Exercise aim:
Copy the lines in the records word for word, starting at the line containing "- option-d: [226, 440, 1026, 465]" and ending at the line containing "- option-text: cellular level: [261, 704, 371, 728]".

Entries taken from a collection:

□ □ □

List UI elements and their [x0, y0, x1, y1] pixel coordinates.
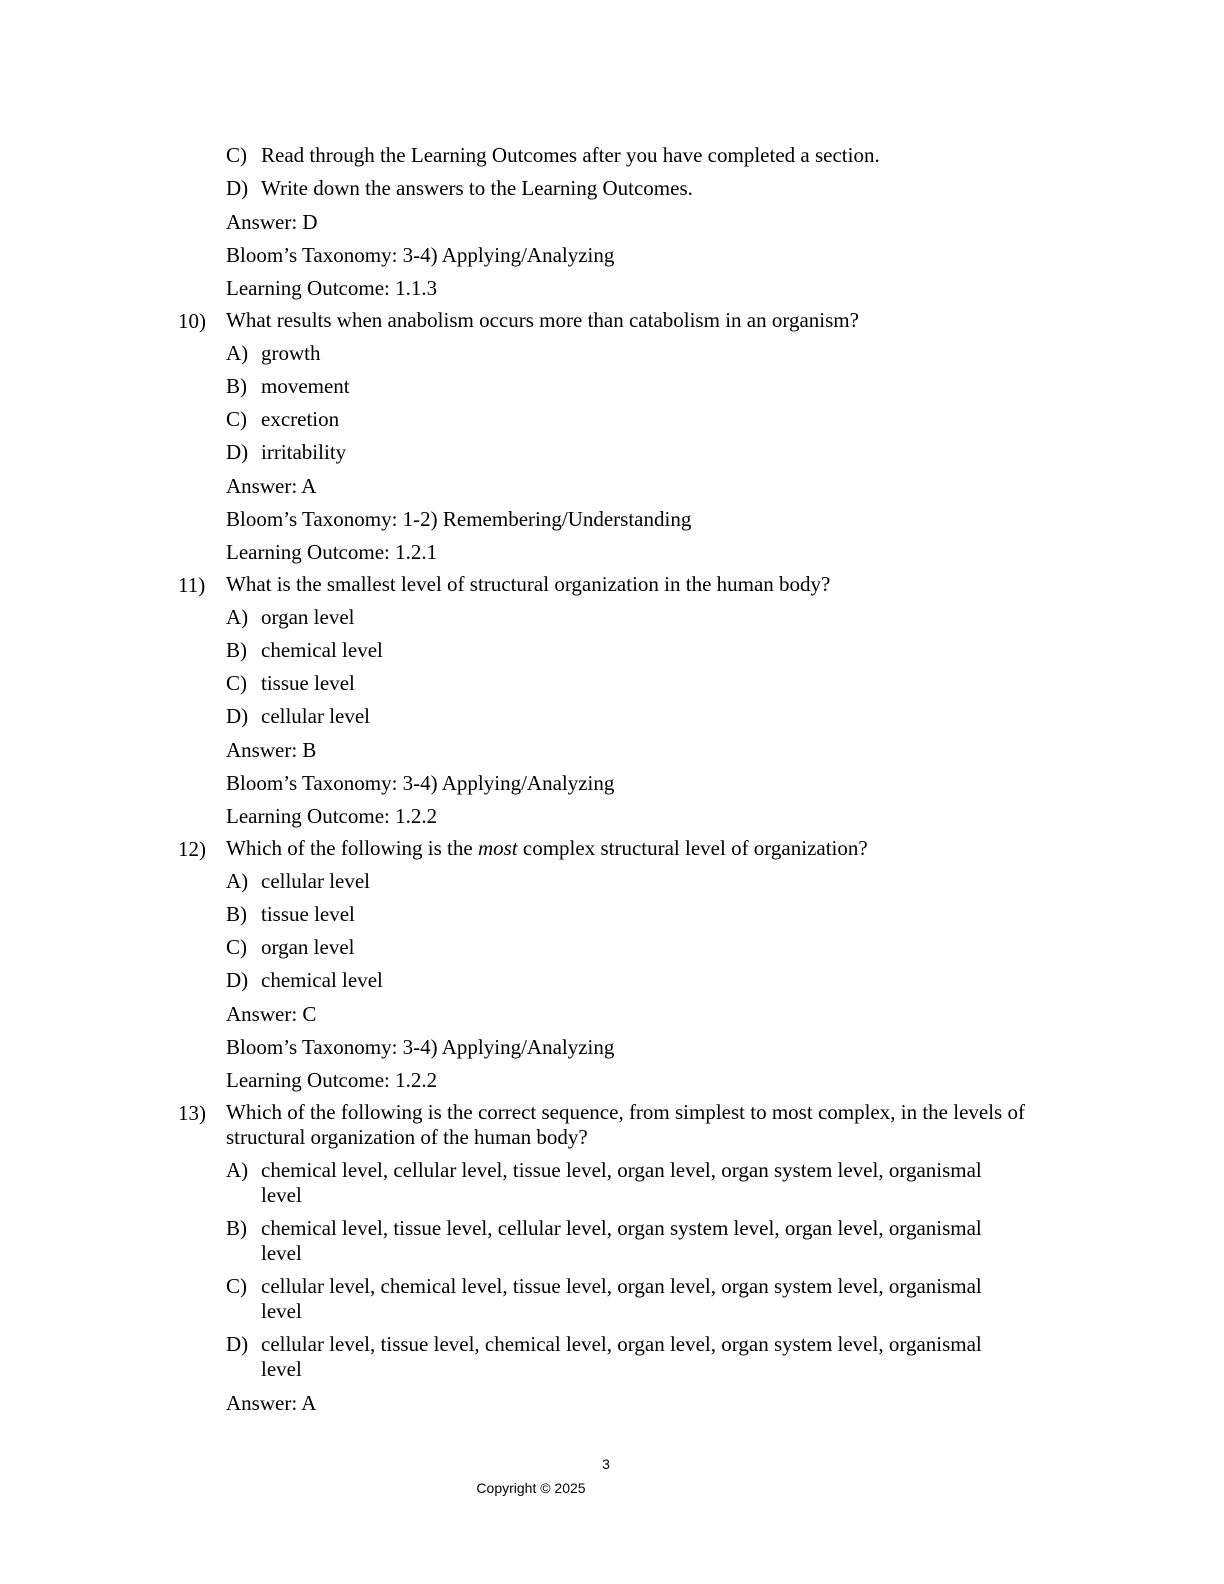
- option-d: [226, 440, 1026, 465]
- option-text: organ level: [261, 605, 355, 629]
- bloom-taxonomy: Bloom’s Taxonomy: 3-4) Applying/Analyzing: [226, 1035, 615, 1059]
- question-text: Which of the following is the correct sequence, from simplest to most complex, in the levels of structural organization of the human body?: [226, 1100, 1025, 1149]
- option-text: cellular level, tissue level, chemical level, organ level, organ system level, organismal level: [261, 1332, 982, 1381]
- learning-outcome: Learning Outcome: 1.2.2: [226, 1068, 438, 1092]
- option-b: [226, 638, 1026, 663]
- option-c: [226, 935, 1026, 960]
- option-letter: A): [226, 341, 249, 365]
- question-number: 12): [178, 837, 206, 861]
- question-number: 11): [178, 573, 206, 597]
- option-letter: D): [226, 704, 249, 728]
- copyright: Copyright © 2025: [476, 1480, 586, 1496]
- option-letter: B): [226, 902, 247, 926]
- option-b: [226, 902, 1026, 927]
- question-number: 10): [178, 309, 206, 333]
- option-letter: D): [226, 440, 249, 464]
- option-c: [226, 407, 1026, 432]
- option-letter: C): [226, 143, 247, 167]
- option-text: cellular level, chemical level, tissue level, organ level, organ system level, organismal level: [261, 1274, 982, 1323]
- option-text: chemical level: [261, 638, 383, 662]
- option-a: [226, 869, 1026, 894]
- answer: Answer: C: [226, 1002, 317, 1026]
- option-text: Read through the Learning Outcomes after you have completed a section.: [261, 143, 880, 167]
- bloom-taxonomy: Bloom’s Taxonomy: 3-4) Applying/Analyzing: [226, 771, 615, 795]
- option-letter: B): [226, 374, 247, 398]
- option-letter: D): [226, 1332, 249, 1356]
- answer: Answer: A: [226, 474, 317, 498]
- option-letter: B): [226, 638, 247, 662]
- option-text: movement: [261, 374, 350, 398]
- option-a: [226, 1158, 1016, 1208]
- learning-outcome: Learning Outcome: 1.2.2: [226, 804, 438, 828]
- option-letter: C): [226, 1274, 247, 1298]
- question-number: 13): [178, 1101, 206, 1125]
- learning-outcome: Learning Outcome: 1.1.3: [226, 276, 438, 300]
- option-text: cellular level: [261, 704, 371, 728]
- question-text: What is the smallest level of structural organization in the human body?: [226, 572, 831, 596]
- option-text: chemical level, cellular level, tissue level, organ level, organ system level, organismal level: [261, 1158, 982, 1207]
- question-text: What results when anabolism occurs more than catabolism in an organism?: [226, 308, 859, 332]
- option-b: [226, 374, 1026, 399]
- option-letter: A): [226, 869, 249, 893]
- question-text-start: Which of the following is the: [226, 836, 478, 860]
- option-c: [226, 143, 1026, 168]
- option-d: [226, 176, 1026, 201]
- bloom-taxonomy: Bloom’s Taxonomy: 3-4) Applying/Analyzing: [226, 243, 615, 267]
- option-c: [226, 671, 1026, 696]
- option-text: Write down the answers to the Learning Outcomes.: [261, 176, 693, 200]
- option-text: tissue level: [261, 902, 355, 926]
- option-d: [226, 968, 1026, 993]
- option-a: [226, 605, 1026, 630]
- bloom-taxonomy: Bloom’s Taxonomy: 1-2) Remembering/Understanding: [226, 507, 692, 531]
- option-letter: D): [226, 176, 249, 200]
- option-letter: A): [226, 1158, 249, 1182]
- answer: Answer: D: [226, 210, 318, 234]
- option-text: chemical level: [261, 968, 383, 992]
- option-text: excretion: [261, 407, 340, 431]
- option-letter: C): [226, 935, 247, 959]
- answer: Answer: A: [226, 1391, 317, 1415]
- option-text: growth: [261, 341, 321, 365]
- page-number: 3: [602, 1456, 610, 1472]
- question-text-end: complex structural level of organization?: [517, 836, 868, 860]
- option-text: cellular level: [261, 869, 371, 893]
- option-d: [226, 1332, 1016, 1382]
- question-text-emphasis: most: [477, 836, 518, 860]
- option-letter: A): [226, 605, 249, 629]
- question-text: [226, 836, 1046, 861]
- learning-outcome: Learning Outcome: 1.2.1: [226, 540, 438, 564]
- option-letter: B): [226, 1216, 247, 1240]
- option-text: chemical level, tissue level, cellular level, organ system level, organ level, organismal level: [261, 1216, 982, 1265]
- option-letter: C): [226, 407, 247, 431]
- option-text: tissue level: [261, 671, 355, 695]
- option-a: [226, 341, 1026, 366]
- option-letter: C): [226, 671, 247, 695]
- option-letter: D): [226, 968, 249, 992]
- option-c: [226, 1274, 1016, 1324]
- option-text: organ level: [261, 935, 355, 959]
- option-b: [226, 1216, 1016, 1266]
- option-text: irritability: [261, 440, 347, 464]
- answer: Answer: B: [226, 738, 317, 762]
- option-d: [226, 704, 1026, 729]
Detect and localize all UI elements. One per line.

□ □ □

Output below:
- option-d: [226, 440, 1026, 465]
- option-text: organ level: [261, 605, 355, 629]
- bloom-taxonomy: Bloom’s Taxonomy: 3-4) Applying/Analyzing: [226, 1035, 615, 1059]
- question-text: Which of the following is the correct sequence, from simplest to most complex, in the levels of structural organization of the human body?: [226, 1100, 1025, 1149]
- option-text: cellular level, tissue level, chemical level, organ level, organ system level, organismal level: [261, 1332, 982, 1381]
- learning-outcome: Learning Outcome: 1.2.2: [226, 1068, 438, 1092]
- option-b: [226, 638, 1026, 663]
- option-c: [226, 935, 1026, 960]
- option-letter: A): [226, 341, 249, 365]
- question-number: 12): [178, 837, 206, 861]
- question-number: 11): [178, 573, 206, 597]
- option-letter: D): [226, 704, 249, 728]
- copyright: Copyright © 2025: [476, 1480, 586, 1496]
- option-letter: B): [226, 902, 247, 926]
- option-b: [226, 902, 1026, 927]
- question-number: 10): [178, 309, 206, 333]
- option-letter: D): [226, 440, 249, 464]
- option-c: [226, 407, 1026, 432]
- option-letter: C): [226, 143, 247, 167]
- option-text: cellular level, chemical level, tissue level, organ level, organ system level, organismal level: [261, 1274, 982, 1323]
- option-text: chemical level: [261, 638, 383, 662]
- option-a: [226, 869, 1026, 894]
- answer: Answer: C: [226, 1002, 317, 1026]
- option-text: Read through the Learning Outcomes after you have completed a section.: [261, 143, 880, 167]
- bloom-taxonomy: Bloom’s Taxonomy: 3-4) Applying/Analyzing: [226, 771, 615, 795]
- option-letter: B): [226, 374, 247, 398]
- option-letter: D): [226, 1332, 249, 1356]
- answer: Answer: A: [226, 474, 317, 498]
- option-letter: B): [226, 638, 247, 662]
- option-text: movement: [261, 374, 350, 398]
- option-a: [226, 1158, 1016, 1208]
- learning-outcome: Learning Outcome: 1.2.2: [226, 804, 438, 828]
- option-letter: C): [226, 1274, 247, 1298]
- question-number: 13): [178, 1101, 206, 1125]
- learning-outcome: Learning Outcome: 1.1.3: [226, 276, 438, 300]
- option-text: cellular level: [261, 704, 371, 728]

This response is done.